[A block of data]

########

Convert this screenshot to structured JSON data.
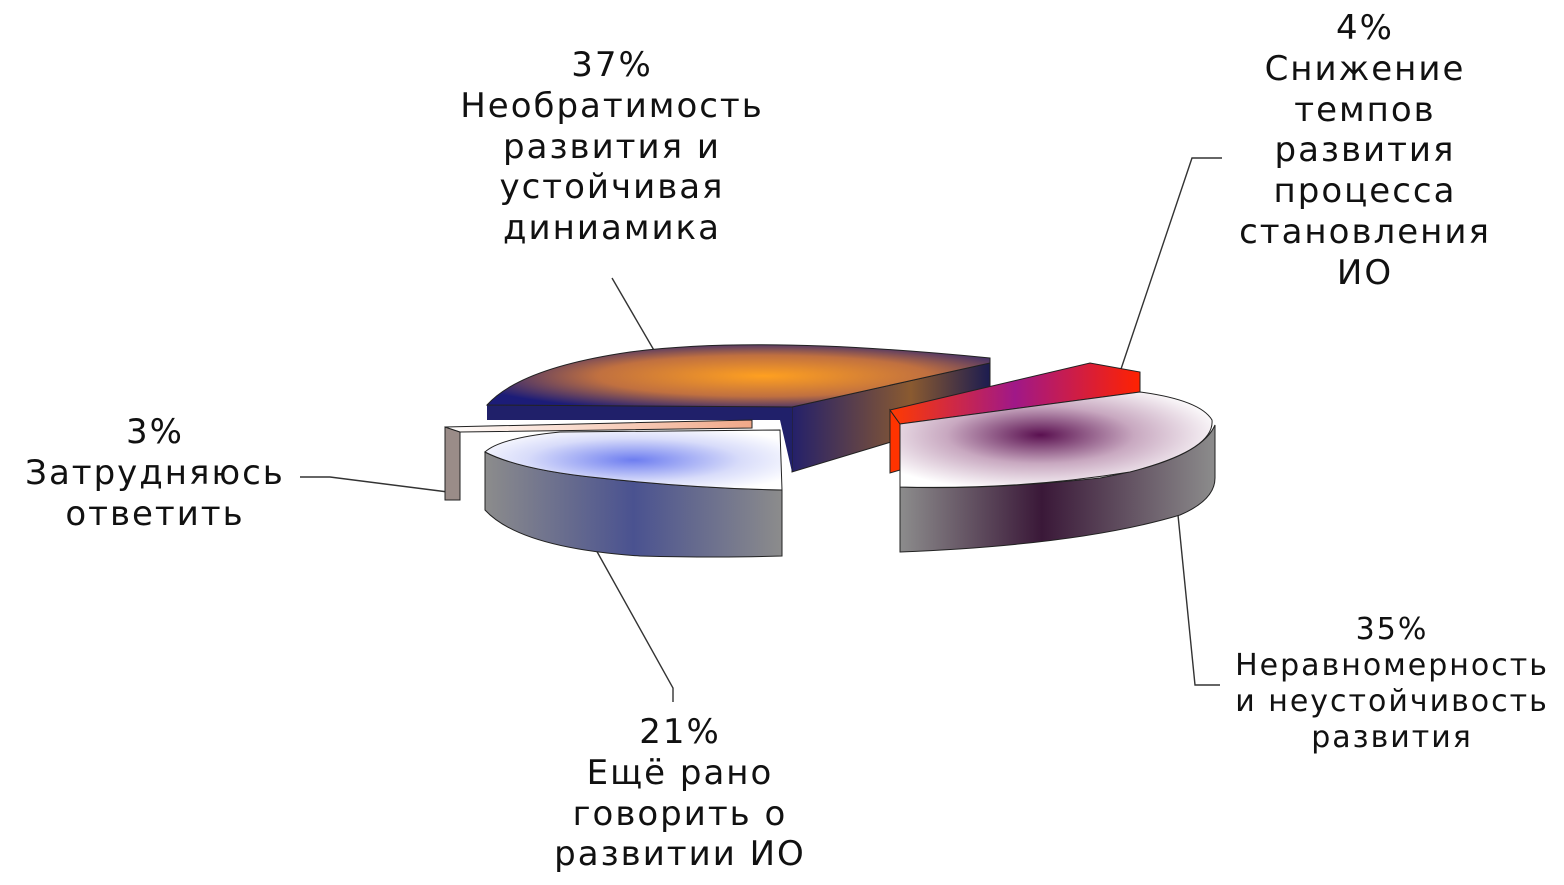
{
  "chart_data": {
    "type": "pie",
    "style": "3d-exploded",
    "slices": [
      {
        "label": "Необратимость развития и устойчивая диниамика",
        "value": 37,
        "value_label": "37%",
        "lines": [
          "Необратимость",
          "развития и",
          "устойчивая",
          "диниамика"
        ],
        "color": "#f39a2a",
        "edge": "#1f1a6b"
      },
      {
        "label": "Снижение темпов развития процесса становления ИО",
        "value": 4,
        "value_label": "4%",
        "lines": [
          "Снижение",
          "темпов",
          "развития",
          "процесса",
          "становления",
          "ИО"
        ],
        "color": "#b0168a",
        "edge": "#ff3300"
      },
      {
        "label": "Неравномерность и неустойчивость развития",
        "value": 35,
        "value_label": "35%",
        "lines": [
          "Неравномерность",
          "и неустойчивость",
          "развития"
        ],
        "color": "#6b1f5e",
        "edge": "#8a8a8a"
      },
      {
        "label": "Ещё рано говорить о развитии ИО",
        "value": 21,
        "value_label": "21%",
        "lines": [
          "Ещё рано",
          "говорить о",
          "развитии ИО"
        ],
        "color": "#6a7ae8",
        "edge": "#7a7a7a"
      },
      {
        "label": "Затрудняюсь ответить",
        "value": 3,
        "value_label": "3%",
        "lines": [
          "Затрудняюсь",
          "ответить"
        ],
        "color": "#f0b8a0",
        "edge": "#8a8a8a"
      }
    ],
    "legend": "none"
  }
}
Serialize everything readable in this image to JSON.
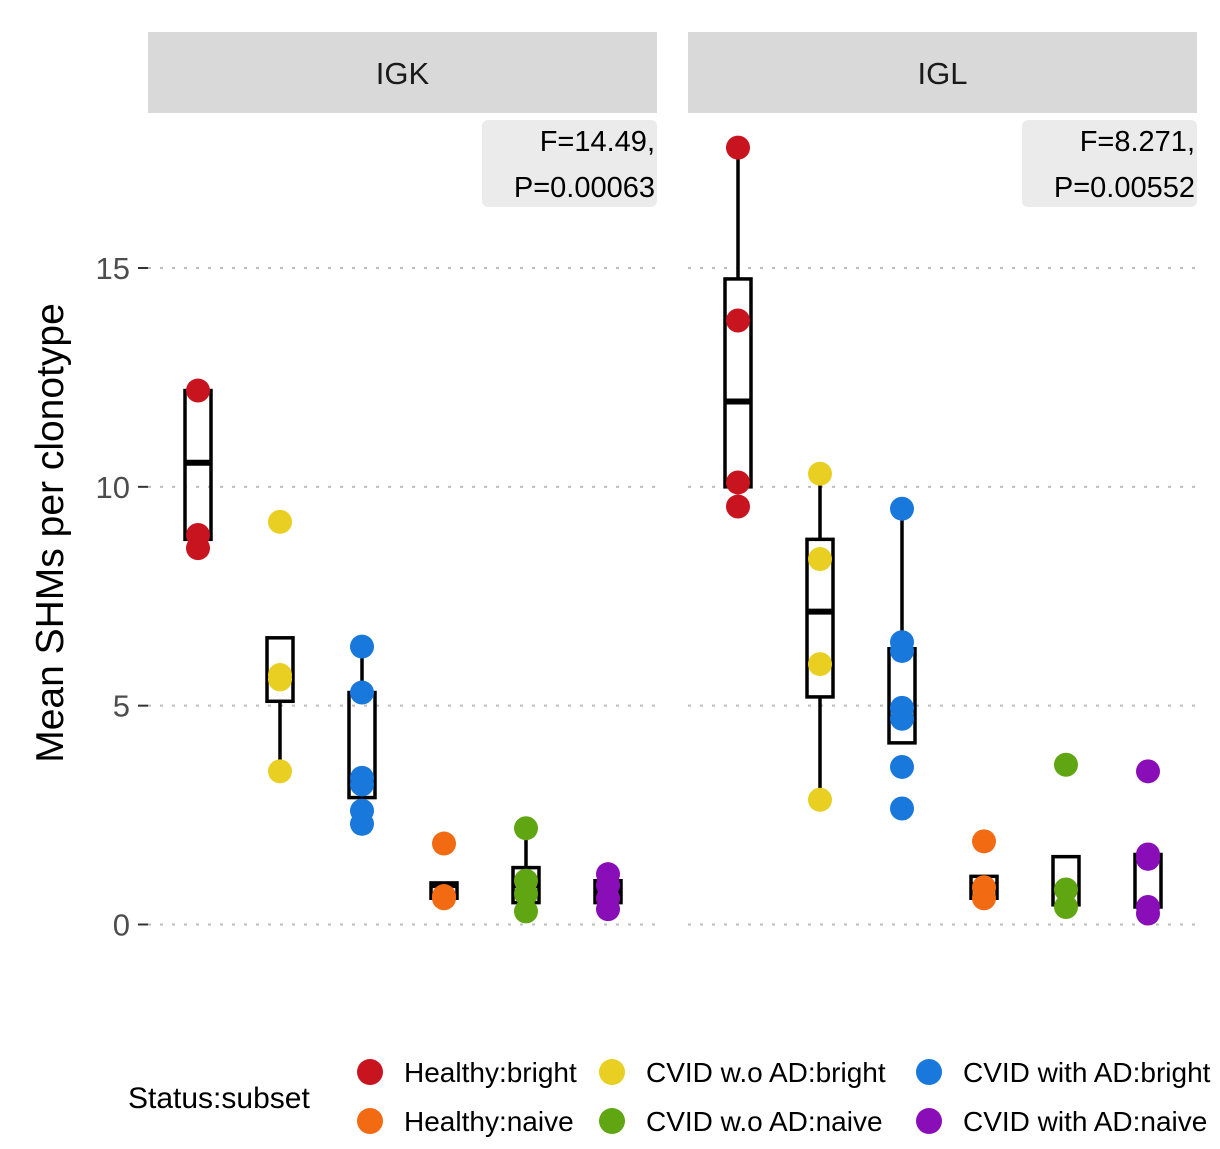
{
  "chart_data": {
    "type": "boxplot-with-points",
    "ylabel": "Mean SHMs per clonotype",
    "ylim": [
      -2.0,
      18.2
    ],
    "yticks": [
      0,
      5,
      10,
      15
    ],
    "grid": "dotted horizontal major",
    "categories": [
      "Healthy:bright",
      "CVID w.o AD:bright",
      "CVID with AD:bright",
      "Healthy:naive",
      "CVID w.o AD:naive",
      "CVID with AD:naive"
    ],
    "colors": {
      "Healthy:bright": "#C8141E",
      "CVID w.o AD:bright": "#E8CF22",
      "CVID with AD:bright": "#1878DC",
      "Healthy:naive": "#F26A12",
      "CVID w.o AD:naive": "#5FA612",
      "CVID with AD:naive": "#8A0EB8"
    },
    "legend": {
      "title": "Status:subset",
      "position": "bottom",
      "items": [
        "Healthy:bright",
        "Healthy:naive",
        "CVID w.o AD:bright",
        "CVID w.o AD:naive",
        "CVID with AD:bright",
        "CVID with AD:naive"
      ]
    },
    "panels": [
      {
        "label": "IGK",
        "annotation": [
          "F=14.49,",
          "P=0.00063"
        ],
        "groups": [
          {
            "name": "Healthy:bright",
            "points": [
              12.2,
              8.9,
              8.6
            ],
            "box": {
              "lower": 8.8,
              "q1": 8.8,
              "median": 10.55,
              "q3": 12.2,
              "upper": 12.2
            }
          },
          {
            "name": "CVID w.o AD:bright",
            "points": [
              9.2,
              5.7,
              5.6,
              3.5
            ],
            "box": {
              "lower": 3.5,
              "q1": 5.1,
              "median": 5.65,
              "q3": 6.55,
              "upper": 6.55
            }
          },
          {
            "name": "CVID with AD:bright",
            "points": [
              6.35,
              5.3,
              3.35,
              3.2,
              2.6,
              2.3
            ],
            "box": {
              "lower": 2.9,
              "q1": 2.9,
              "median": 3.25,
              "q3": 5.3,
              "upper": 6.35
            }
          },
          {
            "name": "Healthy:naive",
            "points": [
              1.85,
              0.65,
              0.6
            ],
            "box": {
              "lower": 0.6,
              "q1": 0.6,
              "median": 0.9,
              "q3": 0.95,
              "upper": 0.95
            }
          },
          {
            "name": "CVID w.o AD:naive",
            "points": [
              2.2,
              1.0,
              0.7,
              0.3
            ],
            "box": {
              "lower": 0.5,
              "q1": 0.5,
              "median": 0.9,
              "q3": 1.3,
              "upper": 2.2
            }
          },
          {
            "name": "CVID with AD:naive",
            "points": [
              1.15,
              0.9,
              0.6,
              0.35
            ],
            "box": {
              "lower": 0.5,
              "q1": 0.5,
              "median": 0.75,
              "q3": 1.0,
              "upper": 1.0
            }
          }
        ]
      },
      {
        "label": "IGL",
        "annotation": [
          "F=8.271,",
          "P=0.00552"
        ],
        "groups": [
          {
            "name": "Healthy:bright",
            "points": [
              17.75,
              13.8,
              10.1,
              9.55
            ],
            "box": {
              "lower": 10.0,
              "q1": 10.0,
              "median": 11.95,
              "q3": 14.75,
              "upper": 17.75
            }
          },
          {
            "name": "CVID w.o AD:bright",
            "points": [
              10.3,
              8.35,
              5.95,
              2.85
            ],
            "box": {
              "lower": 2.85,
              "q1": 5.2,
              "median": 7.15,
              "q3": 8.8,
              "upper": 10.3
            }
          },
          {
            "name": "CVID with AD:bright",
            "points": [
              9.5,
              6.45,
              6.25,
              4.95,
              4.7,
              3.6,
              2.65
            ],
            "box": {
              "lower": 4.15,
              "q1": 4.15,
              "median": 4.95,
              "q3": 6.3,
              "upper": 9.5
            }
          },
          {
            "name": "Healthy:naive",
            "points": [
              1.9,
              0.85,
              0.6
            ],
            "box": {
              "lower": 0.6,
              "q1": 0.6,
              "median": 0.9,
              "q3": 1.1,
              "upper": 1.1
            }
          },
          {
            "name": "CVID w.o AD:naive",
            "points": [
              3.65,
              0.8,
              0.4
            ],
            "box": {
              "lower": 0.45,
              "q1": 0.45,
              "median": 0.8,
              "q3": 1.55,
              "upper": 1.55
            }
          },
          {
            "name": "CVID with AD:naive",
            "points": [
              3.5,
              1.6,
              1.5,
              0.4,
              0.25
            ],
            "box": {
              "lower": 0.4,
              "q1": 0.4,
              "median": 1.5,
              "q3": 1.6,
              "upper": 1.6
            }
          }
        ]
      }
    ]
  }
}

########

● **Requirements**: Filter the listing above by the word "Затрудняюсь"; copy each line that passes.

● **Completed exercise**:
        "label": "Затрудняюсь ответить",
          "Затрудняюсь",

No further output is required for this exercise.